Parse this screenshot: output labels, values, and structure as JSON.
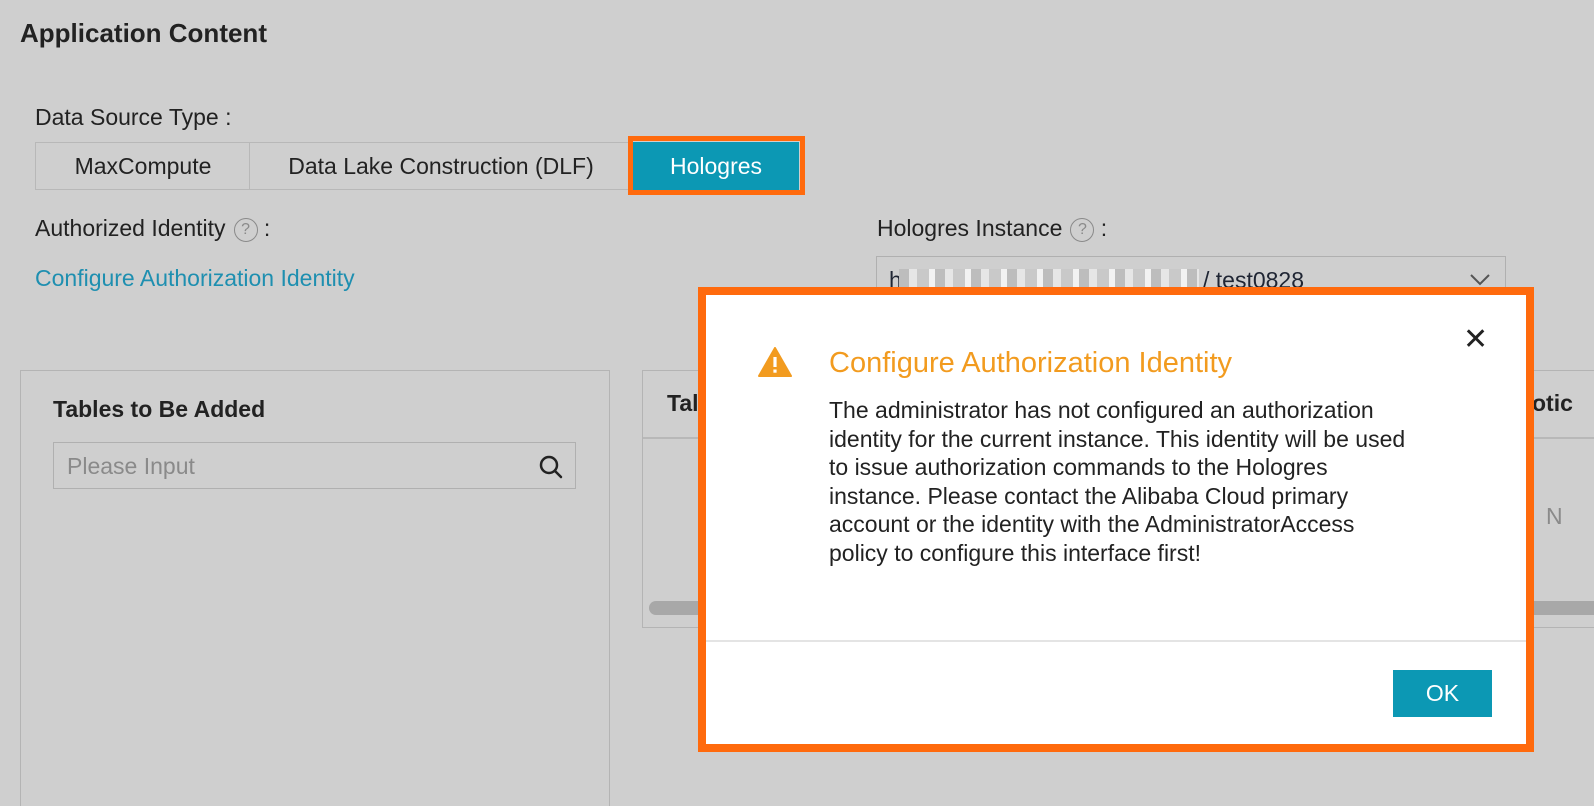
{
  "page": {
    "title": "Application Content"
  },
  "data_source": {
    "label": "Data Source Type :",
    "options": [
      "MaxCompute",
      "Data Lake Construction (DLF)",
      "Hologres"
    ],
    "selected": "Hologres"
  },
  "auth": {
    "label": "Authorized Identity",
    "colon": ":",
    "help": "?",
    "link": "Configure Authorization Identity"
  },
  "instance": {
    "label": "Hologres Instance",
    "colon": ":",
    "help": "?",
    "prefix": "h",
    "value": "/ test0828"
  },
  "tables": {
    "title": "Tables to Be Added",
    "search_placeholder": "Please Input"
  },
  "right_panel": {
    "header_left": "Tal",
    "header_right": "otic",
    "cell": "N"
  },
  "modal": {
    "title": "Configure Authorization Identity",
    "body": "The administrator has not configured an authorization identity for the current instance. This identity will be used to issue authorization commands to the Hologres instance. Please contact the Alibaba Cloud primary account or the identity with the AdministratorAccess policy to configure this interface first!",
    "ok_label": "OK",
    "close_symbol": "✕"
  },
  "colors": {
    "accent": "#0c98b4",
    "highlight": "#ff6a0d",
    "warning": "#f29b1f",
    "link": "#1e8fb0"
  }
}
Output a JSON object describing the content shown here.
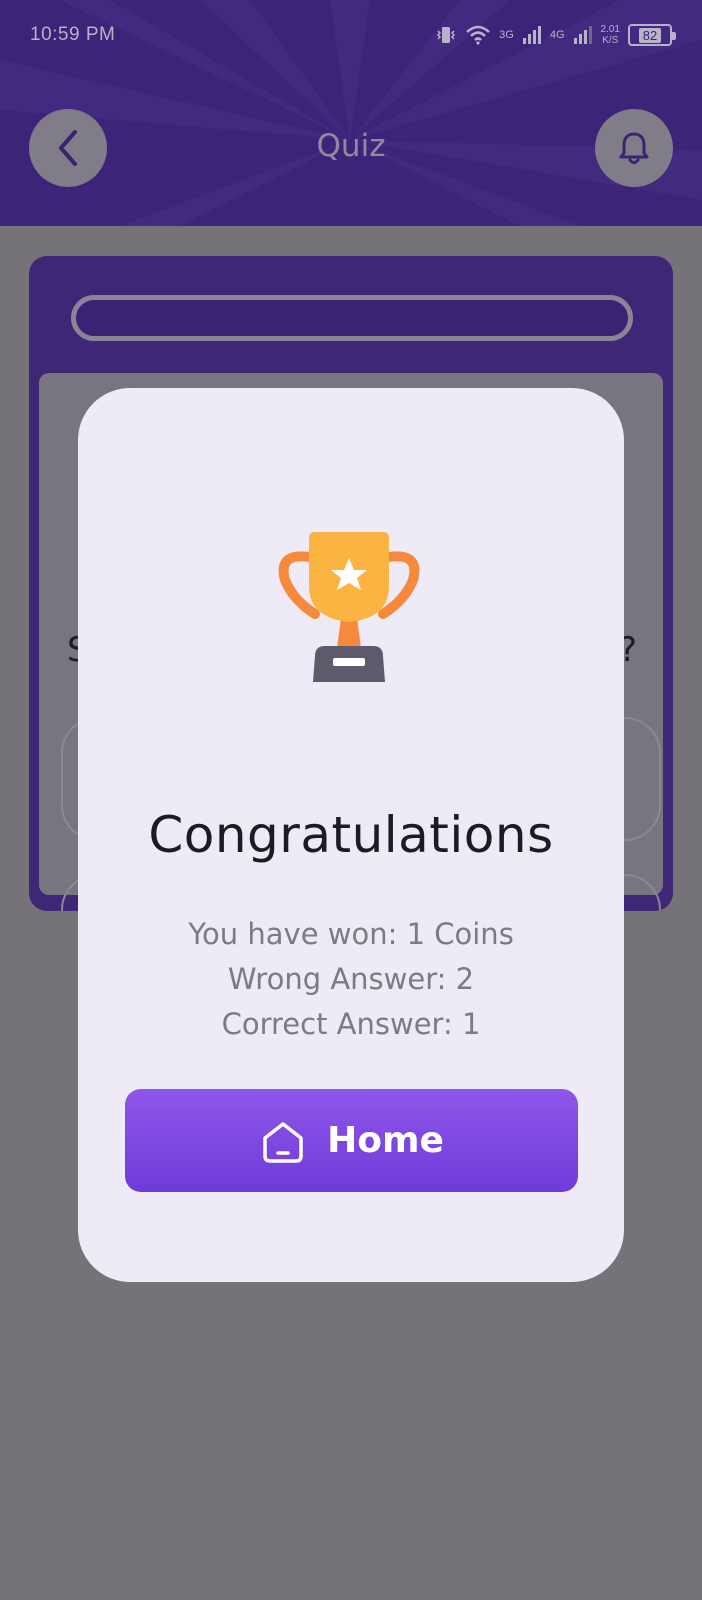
{
  "status_bar": {
    "time": "10:59 PM",
    "net1": "3G",
    "net2": "4G",
    "speed_value": "2.01",
    "speed_unit": "K/S",
    "battery": "82"
  },
  "header": {
    "title": "Quiz",
    "back_icon": "chevron-left-icon",
    "bell_icon": "bell-icon"
  },
  "quiz": {
    "question_start": "S",
    "question_end": "?"
  },
  "modal": {
    "icon": "trophy-icon",
    "title": "Congratulations",
    "coins_line": "You have won: 1 Coins",
    "wrong_line": "Wrong Answer: 2",
    "correct_line": "Correct Answer: 1",
    "home_button_label": "Home",
    "home_icon": "home-icon"
  },
  "colors": {
    "header_bg": "#3c2478",
    "modal_bg": "#eeeaf6",
    "button_top": "#8f56ea",
    "button_bottom": "#6e3bd8",
    "trophy_gold": "#fbb341",
    "trophy_orange": "#f6893c",
    "overlay": "#75727a"
  }
}
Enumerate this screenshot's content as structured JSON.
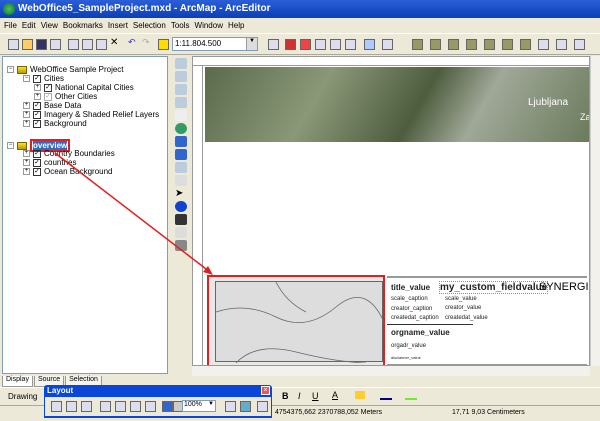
{
  "window": {
    "title": "WebOffice5_SampleProject.mxd - ArcMap - ArcEditor"
  },
  "menu": [
    "File",
    "Edit",
    "View",
    "Bookmarks",
    "Insert",
    "Selection",
    "Tools",
    "Window",
    "Help"
  ],
  "toolbar": {
    "scale": "1:11.804.500"
  },
  "toc": {
    "frame1": "WebOffice Sample Project",
    "cities": "Cities",
    "national": "National Capital Cities",
    "other": "Other Cities",
    "base": "Base Data",
    "imagery": "Imagery & Shaded Relief Layers",
    "background": "Background",
    "frame2": "overview",
    "country_boundaries": "Country Boundaries",
    "countries": "countries",
    "ocean": "Ocean Background"
  },
  "tabs": [
    "Display",
    "Source",
    "Selection"
  ],
  "map": {
    "city1": "Ljubljana",
    "city2": "Zag"
  },
  "legend": {
    "title": "title_value",
    "custom": "my_custom_fieldvalue",
    "logo": "SYNERGIS",
    "scale_caption": "scale_caption",
    "scale_value": "scale_value",
    "creator_caption": "creator_caption",
    "creator_value": "creator_value",
    "createdat_caption": "createdat_caption",
    "createdat_value": "createdat_value",
    "orgname": "orgname_value",
    "orgadr": "orgadr_value",
    "disclaimer": "disclaimer_value"
  },
  "drawing": {
    "label": "Drawing"
  },
  "layout_toolbar": {
    "title": "Layout",
    "zoom": "100%"
  },
  "status": {
    "coords": "4754375,662  2370788,052 Meters",
    "page": "17,71  9,03 Centimeters"
  }
}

⁂

THE REQUEST = Quote each entry above verbatim and drop the pictures.

WRITTEN REPLY =
Parse this screenshot: output labels, values, and structure as JSON.
{
  "page": {
    "title": "Application Content"
  },
  "data_source": {
    "label": "Data Source Type :",
    "options": [
      "MaxCompute",
      "Data Lake Construction (DLF)",
      "Hologres"
    ],
    "selected": "Hologres"
  },
  "auth": {
    "label": "Authorized Identity",
    "colon": ":",
    "help": "?",
    "link": "Configure Authorization Identity"
  },
  "instance": {
    "label": "Hologres Instance",
    "colon": ":",
    "help": "?",
    "prefix": "h",
    "value": "/ test0828"
  },
  "tables": {
    "title": "Tables to Be Added",
    "search_placeholder": "Please Input"
  },
  "right_panel": {
    "header_left": "Tal",
    "header_right": "otic",
    "cell": "N"
  },
  "modal": {
    "title": "Configure Authorization Identity",
    "body": "The administrator has not configured an authorization identity for the current instance. This identity will be used to issue authorization commands to the Hologres instance. Please contact the Alibaba Cloud primary account or the identity with the AdministratorAccess policy to configure this interface first!",
    "ok_label": "OK",
    "close_symbol": "✕"
  },
  "colors": {
    "accent": "#0c98b4",
    "highlight": "#ff6a0d",
    "warning": "#f29b1f",
    "link": "#1e8fb0"
  }
}
Output a JSON object describing the content shown here.
{
  "status_bar": {
    "time": "10:59 PM",
    "net1": "3G",
    "net2": "4G",
    "speed_value": "2.01",
    "speed_unit": "K/S",
    "battery": "82"
  },
  "header": {
    "title": "Quiz",
    "back_icon": "chevron-left-icon",
    "bell_icon": "bell-icon"
  },
  "quiz": {
    "question_start": "S",
    "question_end": "?"
  },
  "modal": {
    "icon": "trophy-icon",
    "title": "Congratulations",
    "coins_line": "You have won: 1 Coins",
    "wrong_line": "Wrong Answer: 2",
    "correct_line": "Correct Answer: 1",
    "home_button_label": "Home",
    "home_icon": "home-icon"
  },
  "colors": {
    "header_bg": "#3c2478",
    "modal_bg": "#eeeaf6",
    "button_top": "#8f56ea",
    "button_bottom": "#6e3bd8",
    "trophy_gold": "#fbb341",
    "trophy_orange": "#f6893c",
    "overlay": "#75727a"
  }
}
Enumerate this screenshot's content as structured JSON.
{
  "window": {
    "title": "WebOffice5_SampleProject.mxd - ArcMap - ArcEditor"
  },
  "menu": [
    "File",
    "Edit",
    "View",
    "Bookmarks",
    "Insert",
    "Selection",
    "Tools",
    "Window",
    "Help"
  ],
  "toolbar": {
    "scale": "1:11.804.500"
  },
  "toc": {
    "frame1": "WebOffice Sample Project",
    "cities": "Cities",
    "national": "National Capital Cities",
    "other": "Other Cities",
    "base": "Base Data",
    "imagery": "Imagery & Shaded Relief Layers",
    "background": "Background",
    "frame2": "overview",
    "country_boundaries": "Country Boundaries",
    "countries": "countries",
    "ocean": "Ocean Background"
  },
  "tabs": [
    "Display",
    "Source",
    "Selection"
  ],
  "map": {
    "city1": "Ljubljana",
    "city2": "Zag"
  },
  "legend": {
    "title": "title_value",
    "custom": "my_custom_fieldvalue",
    "logo": "SYNERGIS",
    "scale_caption": "scale_caption",
    "scale_value": "scale_value",
    "creator_caption": "creator_caption",
    "creator_value": "creator_value",
    "createdat_caption": "createdat_caption",
    "createdat_value": "createdat_value",
    "orgname": "orgname_value",
    "orgadr": "orgadr_value",
    "disclaimer": "disclaimer_value"
  },
  "drawing": {
    "label": "Drawing"
  },
  "layout_toolbar": {
    "title": "Layout",
    "zoom": "100%"
  },
  "status": {
    "coords": "4754375,662  2370788,052 Meters",
    "page": "17,71  9,03 Centimeters"
  }
}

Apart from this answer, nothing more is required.